- [DO THIS]: Each line below should be quoted exactly, please.

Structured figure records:
━━━━━━━━

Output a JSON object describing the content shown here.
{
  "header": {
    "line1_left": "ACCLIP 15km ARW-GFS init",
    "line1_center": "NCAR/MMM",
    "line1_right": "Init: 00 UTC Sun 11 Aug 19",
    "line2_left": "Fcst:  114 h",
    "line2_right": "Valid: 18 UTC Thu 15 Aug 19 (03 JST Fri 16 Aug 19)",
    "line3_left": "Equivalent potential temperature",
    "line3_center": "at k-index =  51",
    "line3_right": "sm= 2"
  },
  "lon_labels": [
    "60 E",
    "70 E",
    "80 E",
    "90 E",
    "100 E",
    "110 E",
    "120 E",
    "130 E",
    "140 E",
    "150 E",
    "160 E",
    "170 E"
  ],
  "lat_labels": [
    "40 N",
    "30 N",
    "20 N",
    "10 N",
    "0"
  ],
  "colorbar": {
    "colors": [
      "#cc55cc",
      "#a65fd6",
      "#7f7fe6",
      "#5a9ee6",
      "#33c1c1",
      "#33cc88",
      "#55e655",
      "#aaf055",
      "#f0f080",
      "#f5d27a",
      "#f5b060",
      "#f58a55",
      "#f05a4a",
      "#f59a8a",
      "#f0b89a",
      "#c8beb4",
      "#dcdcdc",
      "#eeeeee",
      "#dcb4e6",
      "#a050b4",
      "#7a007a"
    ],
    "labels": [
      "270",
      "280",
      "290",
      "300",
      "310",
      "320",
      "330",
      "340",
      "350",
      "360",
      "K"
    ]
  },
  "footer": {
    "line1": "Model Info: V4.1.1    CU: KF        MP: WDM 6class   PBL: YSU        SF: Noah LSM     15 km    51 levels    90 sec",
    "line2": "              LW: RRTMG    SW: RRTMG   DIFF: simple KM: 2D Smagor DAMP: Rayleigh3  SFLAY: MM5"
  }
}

━━━━━━━━

- [ANSWER TO THE PROBLEM]:
Output a JSON object describing the content shown here.
{
  "header": {
    "line1_left": "ACCLIP 15km ARW-GFS init",
    "line1_center": "NCAR/MMM",
    "line1_right": "Init: 00 UTC Sun 11 Aug 19",
    "line2_left": "Fcst:  114 h",
    "line2_right": "Valid: 18 UTC Thu 15 Aug 19 (03 JST Fri 16 Aug 19)",
    "line3_left": "Equivalent potential temperature",
    "line3_center": "at k-index =  51",
    "line3_right": "sm= 2"
  },
  "lon_labels": [
    "60 E",
    "70 E",
    "80 E",
    "90 E",
    "100 E",
    "110 E",
    "120 E",
    "130 E",
    "140 E",
    "150 E",
    "160 E",
    "170 E"
  ],
  "lat_labels": [
    "40 N",
    "30 N",
    "20 N",
    "10 N",
    "0"
  ],
  "colorbar": {
    "colors": [
      "#cc55cc",
      "#a65fd6",
      "#7f7fe6",
      "#5a9ee6",
      "#33c1c1",
      "#33cc88",
      "#55e655",
      "#aaf055",
      "#f0f080",
      "#f5d27a",
      "#f5b060",
      "#f58a55",
      "#f05a4a",
      "#f59a8a",
      "#f0b89a",
      "#c8beb4",
      "#dcdcdc",
      "#eeeeee",
      "#dcb4e6",
      "#a050b4",
      "#7a007a"
    ],
    "labels": [
      "270",
      "280",
      "290",
      "300",
      "310",
      "320",
      "330",
      "340",
      "350",
      "360",
      "K"
    ]
  },
  "footer": {
    "line1": "Model Info: V4.1.1    CU: KF        MP: WDM 6class   PBL: YSU        SF: Noah LSM     15 km    51 levels    90 sec",
    "line2": "              LW: RRTMG    SW: RRTMG   DIFF: simple KM: 2D Smagor DAMP: Rayleigh3  SFLAY: MM5"
  }
}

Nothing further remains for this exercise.